**WHAT TO WORK ON**:
Images are not part of the copy; transcribe all the data exactly.

**SUPPLIED MATERIAL**:

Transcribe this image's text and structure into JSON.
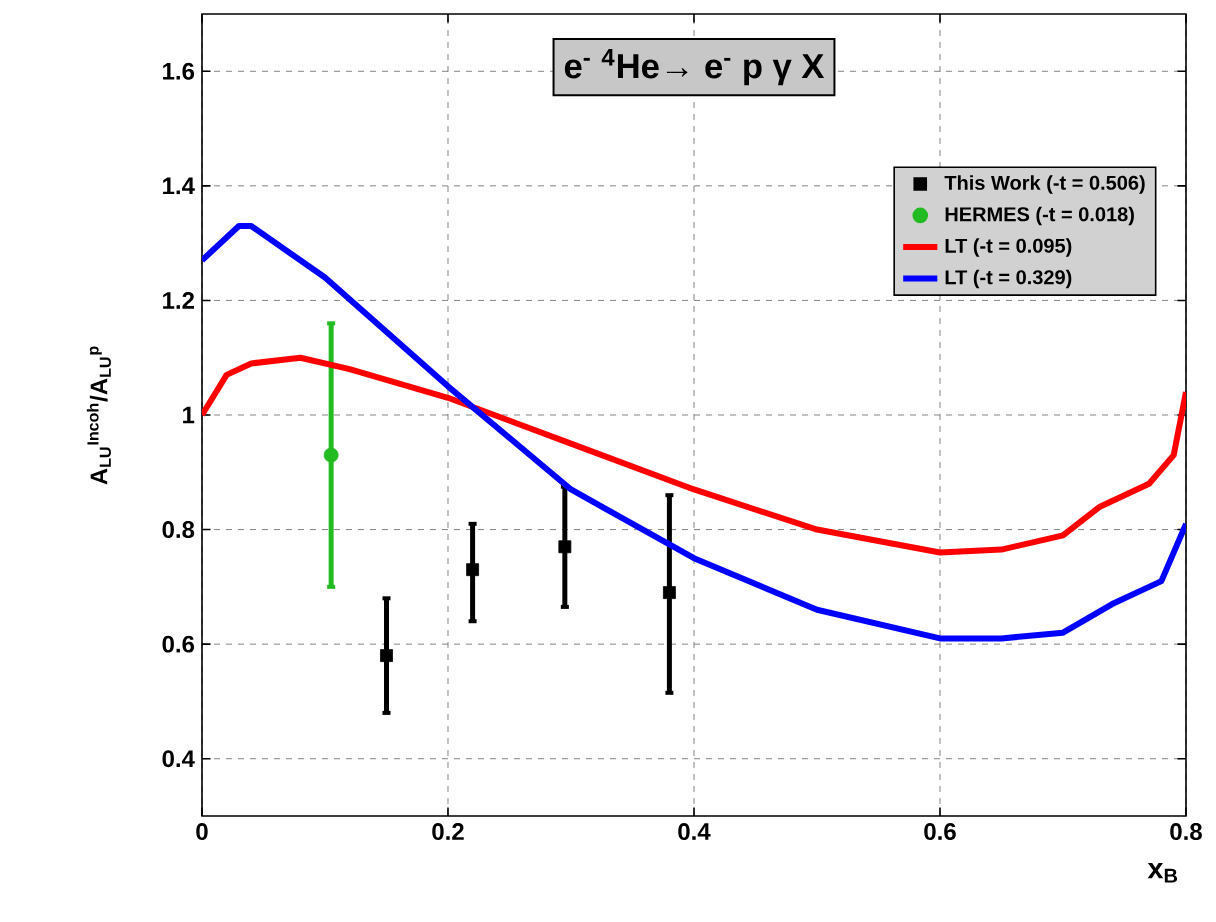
{
  "chart_data": {
    "type": "line",
    "title": "e$^{-}$ $^{4}$He→ e$^{-}$ p γ X",
    "xlabel": "x$_{B}$",
    "ylabel": "A$_{LU}$$^{Incoh}$/A$_{LU}$$^{p}$",
    "xlim": [
      0,
      0.8
    ],
    "ylim": [
      0.3,
      1.7
    ],
    "xticks": [
      0,
      0.2,
      0.4,
      0.6,
      0.8
    ],
    "yticks": [
      0.4,
      0.6,
      0.8,
      1,
      1.2,
      1.4,
      1.6
    ],
    "grid": true,
    "legend": "top right",
    "series": [
      {
        "name": "This Work (-t = 0.506)",
        "type": "scatter",
        "marker": "square",
        "color": "#000000",
        "x": [
          0.15,
          0.22,
          0.295,
          0.38
        ],
        "values": [
          0.58,
          0.73,
          0.77,
          0.69
        ],
        "errors": [
          [
            0.48,
            0.68
          ],
          [
            0.64,
            0.81
          ],
          [
            0.665,
            0.875
          ],
          [
            0.515,
            0.86
          ]
        ]
      },
      {
        "name": "HERMES (-t = 0.018)",
        "type": "scatter",
        "marker": "circle",
        "color": "#22bb22",
        "x": [
          0.105
        ],
        "values": [
          0.93
        ],
        "errors": [
          [
            0.7,
            1.16
          ]
        ]
      },
      {
        "name": "LT (-t = 0.095)",
        "color": "#ff0000",
        "x": [
          0,
          0.02,
          0.04,
          0.08,
          0.12,
          0.2,
          0.3,
          0.4,
          0.5,
          0.6,
          0.65,
          0.7,
          0.73,
          0.77,
          0.79,
          0.8
        ],
        "values": [
          1.0,
          1.07,
          1.09,
          1.1,
          1.08,
          1.03,
          0.95,
          0.87,
          0.8,
          0.76,
          0.765,
          0.79,
          0.84,
          0.88,
          0.93,
          1.04
        ]
      },
      {
        "name": "LT (-t = 0.329)",
        "color": "#0000ff",
        "x": [
          0,
          0.03,
          0.04,
          0.1,
          0.2,
          0.3,
          0.4,
          0.5,
          0.6,
          0.65,
          0.7,
          0.74,
          0.78,
          0.8
        ],
        "values": [
          1.27,
          1.33,
          1.33,
          1.24,
          1.05,
          0.87,
          0.75,
          0.66,
          0.61,
          0.61,
          0.62,
          0.67,
          0.71,
          0.81
        ]
      }
    ]
  }
}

**EXERCISE RESPONSE**:
Transcribe this image's text and structure into JSON.
{
  "chart_data": {
    "type": "line",
    "title": "e$^{-}$ $^{4}$He→ e$^{-}$ p γ X",
    "xlabel": "x$_{B}$",
    "ylabel": "A$_{LU}$$^{Incoh}$/A$_{LU}$$^{p}$",
    "xlim": [
      0,
      0.8
    ],
    "ylim": [
      0.3,
      1.7
    ],
    "xticks": [
      0,
      0.2,
      0.4,
      0.6,
      0.8
    ],
    "yticks": [
      0.4,
      0.6,
      0.8,
      1,
      1.2,
      1.4,
      1.6
    ],
    "grid": true,
    "legend": "top right",
    "series": [
      {
        "name": "This Work (-t = 0.506)",
        "type": "scatter",
        "marker": "square",
        "color": "#000000",
        "x": [
          0.15,
          0.22,
          0.295,
          0.38
        ],
        "values": [
          0.58,
          0.73,
          0.77,
          0.69
        ],
        "errors": [
          [
            0.48,
            0.68
          ],
          [
            0.64,
            0.81
          ],
          [
            0.665,
            0.875
          ],
          [
            0.515,
            0.86
          ]
        ]
      },
      {
        "name": "HERMES (-t = 0.018)",
        "type": "scatter",
        "marker": "circle",
        "color": "#22bb22",
        "x": [
          0.105
        ],
        "values": [
          0.93
        ],
        "errors": [
          [
            0.7,
            1.16
          ]
        ]
      },
      {
        "name": "LT (-t = 0.095)",
        "color": "#ff0000",
        "x": [
          0,
          0.02,
          0.04,
          0.08,
          0.12,
          0.2,
          0.3,
          0.4,
          0.5,
          0.6,
          0.65,
          0.7,
          0.73,
          0.77,
          0.79,
          0.8
        ],
        "values": [
          1.0,
          1.07,
          1.09,
          1.1,
          1.08,
          1.03,
          0.95,
          0.87,
          0.8,
          0.76,
          0.765,
          0.79,
          0.84,
          0.88,
          0.93,
          1.04
        ]
      },
      {
        "name": "LT (-t = 0.329)",
        "color": "#0000ff",
        "x": [
          0,
          0.03,
          0.04,
          0.1,
          0.2,
          0.3,
          0.4,
          0.5,
          0.6,
          0.65,
          0.7,
          0.74,
          0.78,
          0.8
        ],
        "values": [
          1.27,
          1.33,
          1.33,
          1.24,
          1.05,
          0.87,
          0.75,
          0.66,
          0.61,
          0.61,
          0.62,
          0.67,
          0.71,
          0.81
        ]
      }
    ]
  }
}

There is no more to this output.